--- Document extract ---

By Sarah N. Lynch
WASHINGTON (Reuters) – A member of the far-right Oath Keepers told a jury on Wednesday that she got “swept up” in the moment when she stormed the U.S. Capitol on Jan. 6, 2021, comparing it to the same feeling shoppers get on Black Friday when they rush to buy flat-screen televisions.
In at times emotional testimony, Jessica Watkins admitted to some of the crimes she is charged with and apologized to police officers for impeding them from doing their duties that day.
But Watkins denied having any plans to breach the building or block Congress from certifying the election, and said she has frequently asked herself why she did it.
“It’s really stupid. I got swept up in it,” she said. “It was like Black Friday.”
In the United States and some other countries, ‘Black Friday’ is a bargain shopping day that marks the start of the holiday shopping season.
Watkins is charged along with Oath Keepers founder Stewart Rhodes and co-defendants Thomas Caldwell, Kenneth Harrelson, and Kelly Meggs with multiple felonies in connection with the Capitol assault, including seditious conspiracy, which carries a sentence of up to 20 years in prison.
The government contends the Oath Keepers plotted to use force to stop Congress from certifying President Joe Biden’s election victory, with defendants Meggs, Watkins and Harrelson entering the building clad in tactical gear.
Prosecutors also allege the Oath Keepers staged a “quick reaction force” in a nearby Virginia hotel, a plan which entailed stockpiling firearms that could be ferried across the river into the capital if needed.
More than 900 people so far have been charged in the Capitol attack, which led members of Congress to run for cover as hoards of then-President Donald Trump’s supporters stormed the building.

---

=== Request A ===
In the dataset rows, rewrite the lines between the line holding "226, 240, 277]" and the line holding "335, 257, 470]", inclusive, changing "grid-spoke" to "grid-ray" and leaving everything else as it is.
The article above and the rows that follow are unrelated material.

--- Supplied records ---

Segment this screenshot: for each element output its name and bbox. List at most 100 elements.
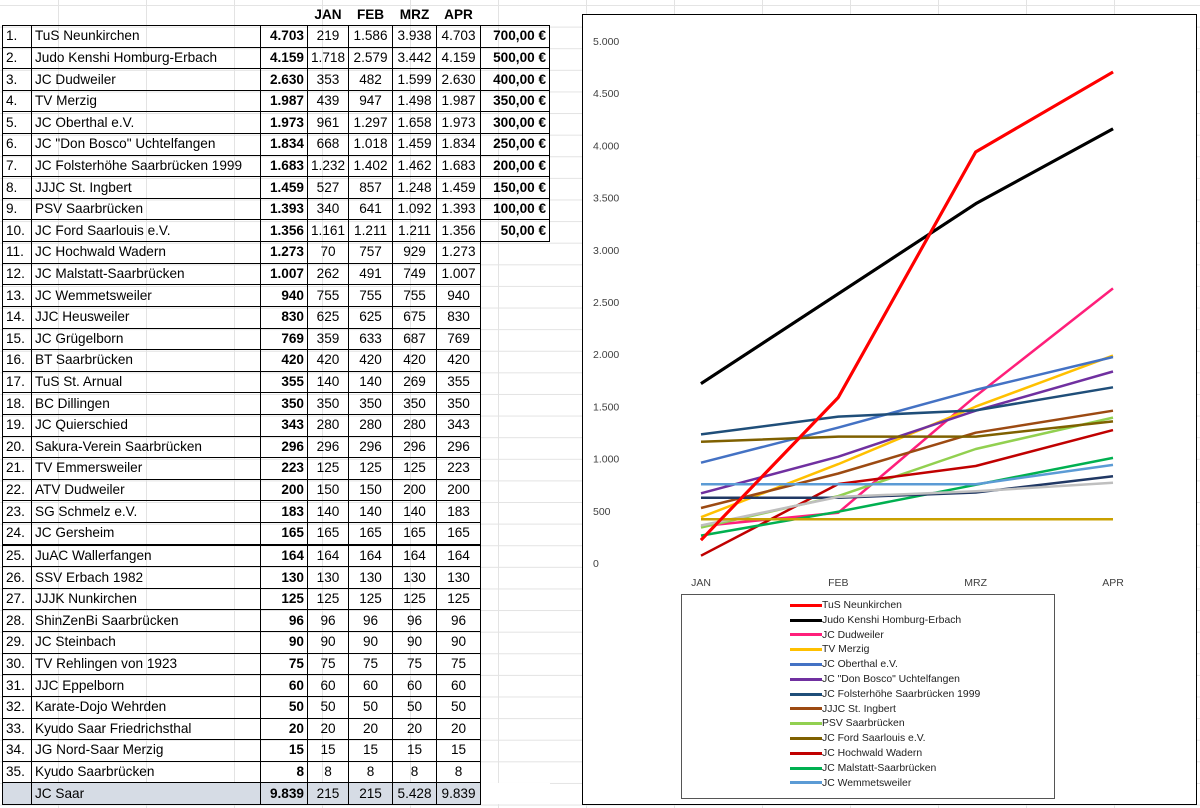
- series-line-2[interactable]: [700, 127, 1114, 385]
- prize-cell[interactable]: 300,00 €: [480, 111, 551, 135]
- rank-cell[interactable]: 10.: [2, 219, 32, 243]
- total-cell[interactable]: 20: [260, 717, 308, 741]
- feb-cell[interactable]: 15: [348, 739, 394, 762]
- apr-cell[interactable]: 1.459: [436, 176, 482, 199]
- total-cell[interactable]: 420: [260, 349, 308, 372]
- total-cell[interactable]: 296: [260, 435, 308, 459]
- apr-cell[interactable]: 130: [436, 566, 482, 589]
- apr-cell[interactable]: 4.159: [436, 46, 482, 70]
- apr-cell[interactable]: 15: [436, 739, 482, 762]
- rank-cell[interactable]: 33.: [2, 717, 32, 741]
- mrz-cell[interactable]: 755: [392, 284, 438, 307]
- total-cell[interactable]: 343: [260, 413, 308, 437]
- jan-cell[interactable]: 439: [306, 89, 350, 113]
- jan-cell[interactable]: 90: [306, 631, 350, 654]
- apr-cell[interactable]: 223: [436, 457, 482, 480]
- club-name-cell[interactable]: JC Grügelborn: [31, 327, 261, 351]
- mrz-cell[interactable]: 200: [392, 478, 438, 502]
- club-name-cell[interactable]: TV Merzig: [31, 89, 261, 113]
- prize-cell[interactable]: [481, 588, 550, 610]
- jan-cell[interactable]: 15: [306, 739, 350, 762]
- legend-item[interactable]: TuS Neunkirchen: [790, 599, 902, 614]
- header-apr[interactable]: APR: [444, 7, 473, 22]
- prize-cell[interactable]: [481, 567, 550, 589]
- rank-cell[interactable]: 30.: [2, 652, 32, 676]
- prize-cell[interactable]: [481, 740, 550, 762]
- prize-cell[interactable]: [481, 610, 550, 632]
- jan-cell[interactable]: 75: [306, 652, 350, 676]
- feb-cell[interactable]: 50: [348, 695, 394, 719]
- apr-cell[interactable]: 2.630: [436, 68, 482, 91]
- feb-cell[interactable]: 96: [348, 609, 394, 633]
- feb-cell[interactable]: 164: [348, 543, 394, 568]
- prize-cell[interactable]: [481, 653, 550, 675]
- club-name-cell[interactable]: JJJK Nunkirchen: [31, 587, 261, 611]
- jan-cell[interactable]: 668: [306, 133, 350, 156]
- jan-cell[interactable]: 527: [306, 176, 350, 199]
- total-cell[interactable]: 183: [260, 500, 308, 524]
- jan-cell[interactable]: 350: [306, 392, 350, 415]
- mrz-cell[interactable]: 164: [392, 543, 438, 568]
- total-cell[interactable]: 164: [260, 543, 308, 568]
- chart-legend[interactable]: TuS Neunkirchen Judo Kenshi Homburg-Erbac…: [681, 594, 1055, 799]
- apr-cell[interactable]: 830: [436, 305, 482, 329]
- prize-cell[interactable]: [481, 718, 550, 740]
- rank-cell[interactable]: 5.: [2, 111, 32, 135]
- legend-item[interactable]: JC Ford Saarlouis e.V.: [790, 732, 926, 747]
- total-cell[interactable]: 1.459: [260, 176, 308, 199]
- total-apr-cell[interactable]: 9.839: [436, 782, 482, 805]
- feb-cell[interactable]: 857: [348, 176, 394, 199]
- club-name-cell[interactable]: TV Emmersweiler: [31, 457, 261, 480]
- mrz-cell[interactable]: 20: [392, 717, 438, 741]
- prize-cell[interactable]: 50,00 €: [480, 219, 551, 243]
- mrz-cell[interactable]: 140: [392, 500, 438, 524]
- total-cell[interactable]: 96: [260, 609, 308, 633]
- prize-cell[interactable]: [481, 696, 550, 718]
- rank-cell[interactable]: 28.: [2, 609, 32, 633]
- club-name-cell[interactable]: BT Saarbrücken: [31, 349, 261, 372]
- mrz-cell[interactable]: 420: [392, 349, 438, 372]
- club-name-cell[interactable]: JuAC Wallerfangen: [31, 543, 261, 568]
- rank-cell[interactable]: 6.: [2, 133, 32, 156]
- feb-cell[interactable]: 1.211: [348, 219, 394, 243]
- feb-cell[interactable]: 641: [348, 197, 394, 221]
- total-jan-cell[interactable]: 215: [306, 782, 350, 805]
- feb-cell[interactable]: 150: [348, 478, 394, 502]
- series-line-13[interactable]: [701, 463, 1114, 486]
- feb-cell[interactable]: 1.586: [348, 25, 394, 48]
- jan-cell[interactable]: 8: [306, 760, 350, 784]
- club-name-cell[interactable]: JC "Don Bosco" Uchtelfangen: [31, 133, 261, 156]
- total-cell[interactable]: 223: [260, 457, 308, 480]
- prize-cell[interactable]: 100,00 €: [480, 197, 551, 221]
- club-name-cell[interactable]: Judo Kenshi Homburg-Erbach: [31, 46, 261, 70]
- mrz-cell[interactable]: 130: [392, 566, 438, 589]
- rank-cell[interactable]: 14.: [2, 305, 32, 329]
- club-name-cell[interactable]: Sakura-Verein Saarbrücken: [31, 435, 261, 459]
- apr-cell[interactable]: 769: [436, 327, 482, 351]
- club-name-cell[interactable]: JG Nord-Saar Merzig: [31, 739, 261, 762]
- club-name-cell[interactable]: JC Quierschied: [31, 413, 261, 437]
- jan-cell[interactable]: 219: [306, 25, 350, 48]
- total-cell[interactable]: 1.834: [260, 133, 308, 156]
- feb-cell[interactable]: 90: [348, 631, 394, 654]
- mrz-cell[interactable]: 1.248: [392, 176, 438, 199]
- series-line-6[interactable]: [700, 370, 1114, 495]
- total-feb-cell[interactable]: 215: [348, 782, 394, 805]
- mrz-cell[interactable]: 75: [392, 652, 438, 676]
- club-name-cell[interactable]: BC Dillingen: [31, 392, 261, 415]
- mrz-cell[interactable]: 3.442: [392, 46, 438, 70]
- rank-cell[interactable]: 22.: [2, 478, 32, 502]
- prize-cell[interactable]: 200,00 €: [480, 154, 551, 178]
- total-cell[interactable]: 8: [260, 760, 308, 784]
- feb-cell[interactable]: 491: [348, 262, 394, 286]
- jan-cell[interactable]: 280: [306, 413, 350, 437]
- feb-cell[interactable]: 125: [348, 587, 394, 611]
- total-cell[interactable]: 15: [260, 739, 308, 762]
- mrz-cell[interactable]: 687: [392, 327, 438, 351]
- rank-cell[interactable]: 4.: [2, 89, 32, 113]
- total-cell[interactable]: 50: [260, 695, 308, 719]
- feb-cell[interactable]: 20: [348, 717, 394, 741]
- prize-cell[interactable]: [481, 436, 550, 458]
- club-name-cell[interactable]: JJC Eppelborn: [31, 674, 261, 697]
- total-cell[interactable]: 1.356: [260, 219, 308, 243]
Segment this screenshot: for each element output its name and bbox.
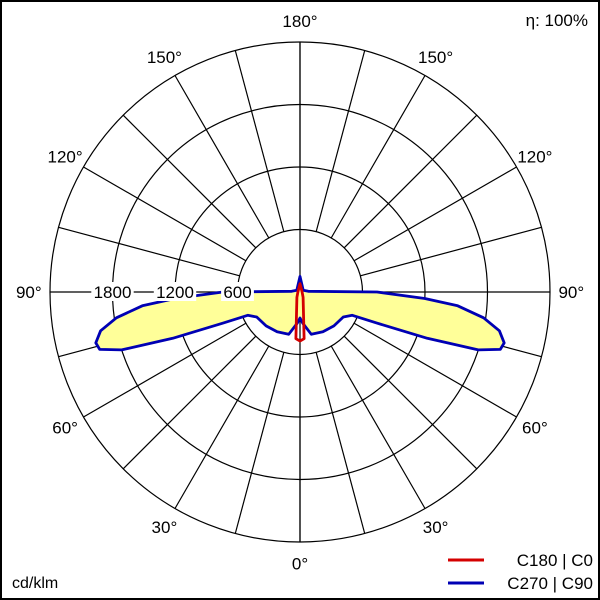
grid-spoke	[58, 226, 240, 277]
radial-tick-label-bg	[91, 282, 134, 301]
grid-spoke	[343, 114, 478, 249]
axis-labels: 0° 30° 30° 60° 60° 90° 90° 120° 120° 150° 150° 180°…	[16, 12, 584, 573]
grid-spoke	[174, 75, 270, 239]
radial-tick-label-bg	[153, 282, 197, 301]
angle-label: 150°	[147, 48, 182, 67]
efficiency-label: η: 100%	[526, 11, 588, 30]
grid-spoke	[330, 345, 426, 509]
grid-spoke	[343, 335, 478, 470]
grid-spoke	[315, 50, 366, 232]
grid-spoke	[122, 335, 257, 470]
series-curve-c180-c0	[294, 282, 306, 343]
grid-spoke	[330, 75, 426, 239]
legend-label-c180-c0: C180 | C0	[517, 551, 593, 570]
grid-spoke	[83, 166, 247, 262]
angle-label: 30°	[152, 518, 178, 537]
angle-label: 150°	[418, 48, 453, 67]
radial-tick-label: 600	[223, 283, 251, 302]
grid-spoke	[234, 352, 285, 534]
grid-spoke	[83, 322, 247, 418]
angle-label: 90°	[558, 283, 584, 302]
grid-spoke	[174, 345, 270, 509]
series-curve-c270-c90	[94, 275, 506, 352]
grid-spoke	[353, 322, 517, 418]
grid-spoke	[234, 50, 285, 232]
grid-ring	[49, 41, 551, 543]
radial-tick-label-bg	[221, 282, 254, 301]
unit-label: cd/klm	[12, 575, 58, 592]
grid-spoke	[122, 114, 257, 249]
angle-label: 60°	[522, 419, 548, 438]
grid-spoke	[360, 226, 542, 277]
series-layer	[94, 275, 506, 352]
angle-label: 180°	[282, 12, 317, 31]
angle-label: 60°	[52, 419, 78, 438]
angle-label: 0°	[292, 554, 308, 573]
radial-tick-label: 1200	[156, 283, 194, 302]
angle-label: 90°	[16, 283, 42, 302]
angle-label: 30°	[423, 518, 449, 537]
angle-label: 120°	[517, 147, 552, 166]
legend: C180 | C0 C270 | C90	[448, 551, 593, 593]
grid-spoke	[353, 166, 517, 262]
radial-tick-label: 1800	[94, 283, 132, 302]
legend-label-c270-c90: C270 | C90	[507, 574, 593, 593]
grid-spoke	[315, 352, 366, 534]
angle-label: 120°	[48, 147, 83, 166]
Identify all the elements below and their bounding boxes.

---

=== Request B ===
In the Oath Keepers article, what did Jessica Watkins compare the feeling of storming the Capitol to?

=== Final result A ===
grid-ray	[58, 226, 240, 277]
radial-tick-label-bg	[91, 282, 134, 301]
grid-ray	[343, 114, 478, 249]
axis-labels: 0° 30° 30° 60° 60° 90° 90° 120° 120° 150° 150° 180°…	[16, 12, 584, 573]
grid-ray	[174, 75, 270, 239]
radial-tick-label-bg	[153, 282, 197, 301]
angle-label: 150°	[147, 48, 182, 67]
efficiency-label: η: 100%	[526, 11, 588, 30]
grid-ray	[330, 345, 426, 509]
grid-ray	[343, 335, 478, 470]
grid-ray	[315, 50, 366, 232]
grid-ray	[122, 335, 257, 470]

=== Final result B ===
Black Friday, when shoppers rush to buy flat-screen televisions.